EXERCISE DESCRIPTION: Locate every line in the material below that has the word "государственного". Copy each of those lines.

GIVEN INFORMATION:
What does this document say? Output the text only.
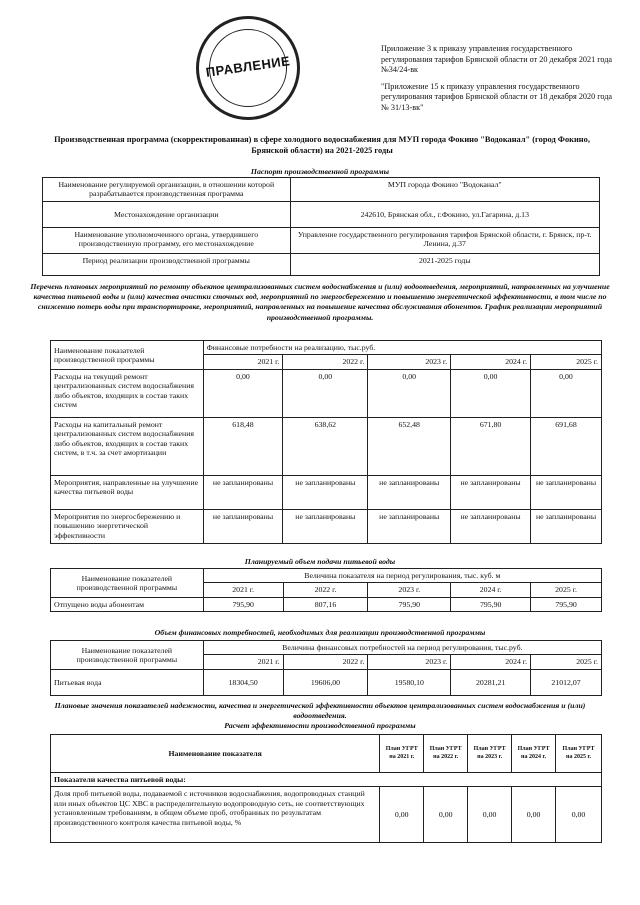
ПРАВЛЕНИЕ

Приложение 3 к приказу управления государственного регулирования тарифов Брянской области от 20 декабря 2021 года №34/24-вк

"Приложение 15 к приказу управления государственного регулирования тарифов Брянской области от 18 декабря 2020 года № 31/13-вк"

Производственная программа (скорректированная) в сфере холодного водоснабжения для МУП города Фокино "Водоканал" (город Фокино, Брянской области) на 2021-2025 годы
Паспорт производственной программы
Наименование регулируемой организации, в отношении которой разрабатывается производственная программа	МУП города Фокино "Водоканал"
Местонахождение организации	242610, Брянская обл., г.Фокино, ул.Гагарина, д.13
Наименование уполномоченного органа, утвердившего производственную программу, его местонахождение	Управление государственного регулирования тарифов Брянской области, г. Брянск, пр-т. Ленина, д.37
Период реализации производственной программы	2021-2025 годы
Перечень плановых мероприятий по ремонту объектов централизованных систем водоснабжения и (или) водоотведения, мероприятий, направленных на улучшение качества питьевой воды и (или) качества очистки сточных вод, мероприятий по энергосбережению и повышению энергетической эффективности, в том числе по снижению потерь воды при транспортировке, мероприятий, направленных на повышение качества обслуживания абонентов. График реализации мероприятий производственной программы.
Наименование показателей производственной программы	Финансовые потребности на реализацию, тыс.руб.				
	2021 г.	2022 г.	2023 г.	2024 г.	2025 г.
Расходы на текущий ремонт централизованных систем водоснабжения либо объектов, входящих в состав таких систем	0,00	0,00	0,00	0,00	0,00
Расходы на капитальный ремонт централизованных систем водоснабжения либо объектов, входящих в состав таких систем, в т.ч. за счет амортизации	618,48	638,62	652,48	671,80	691,68
Мероприятия, направленные на улучшение качества питьевой воды	не запланированы	не запланированы	не запланированы	не запланированы	не запланированы
Мероприятия по энергосбережению и повышению энергетической эффективности	не запланированы	не запланированы	не запланированы	не запланированы	не запланированы
Планируемый объем подачи питьевой воды
Наименование показателей производственной программы	Величина показателя на период регулирования, тыс. куб. м				
	2021 г.	2022 г.	2023 г.	2024 г.	2025 г.
Отпущено воды абонентам	795,90	807,16	795,90	795,90	795,90
Объем финансовых потребностей, необходимых для реализации производственной программы
Наименование показателей производственной программы	Величина финансовых потребностей на период регулирования, тыс.руб.				
	2021 г.	2022 г.	2023 г.	2024 г.	2025 г.
Питьевая вода	18304,50	19606,00	19580,10	20281,21	21012,07
Плановые значения показателей надежности, качества и энергетической эффективности объектов централизованных систем водоснабжения и (или) водоотведения.
Расчет эффективности производственной программы
Наименование показателя	План УГРТ на 2021 г.	План УГРТ на 2022 г.	План УГРТ на 2023 г.	План УГРТ на 2024 г.	План УГРТ на 2025 г.
Показатели качества питьевой воды:					
Доля проб питьевой воды, подаваемой с источников водоснабжения, водопроводных станций или иных объектов ЦС ХВС в распределительную водопроводную сеть, не соответствующих установленным требованиям, в общем объеме проб, отобранных по результатам производственного контроля качества питьевой воды, %	0,00	0,00	0,00	0,00	0,00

FULL SOLUTION:
Приложение 3 к приказу управления государственного регулирования тарифов Брянской области от 20 декабря 2021 года №34/24-вк
"Приложение 15 к приказу управления государственного регулирования тарифов Брянской области от 18 декабря 2020 года № 31/13-вк"
Наименование уполномоченного органа, утвердившего производственную программу, его местонахождение	Управление государственного регулирования тарифов Брянской области, г. Брянск, пр-т. Ленина, д.37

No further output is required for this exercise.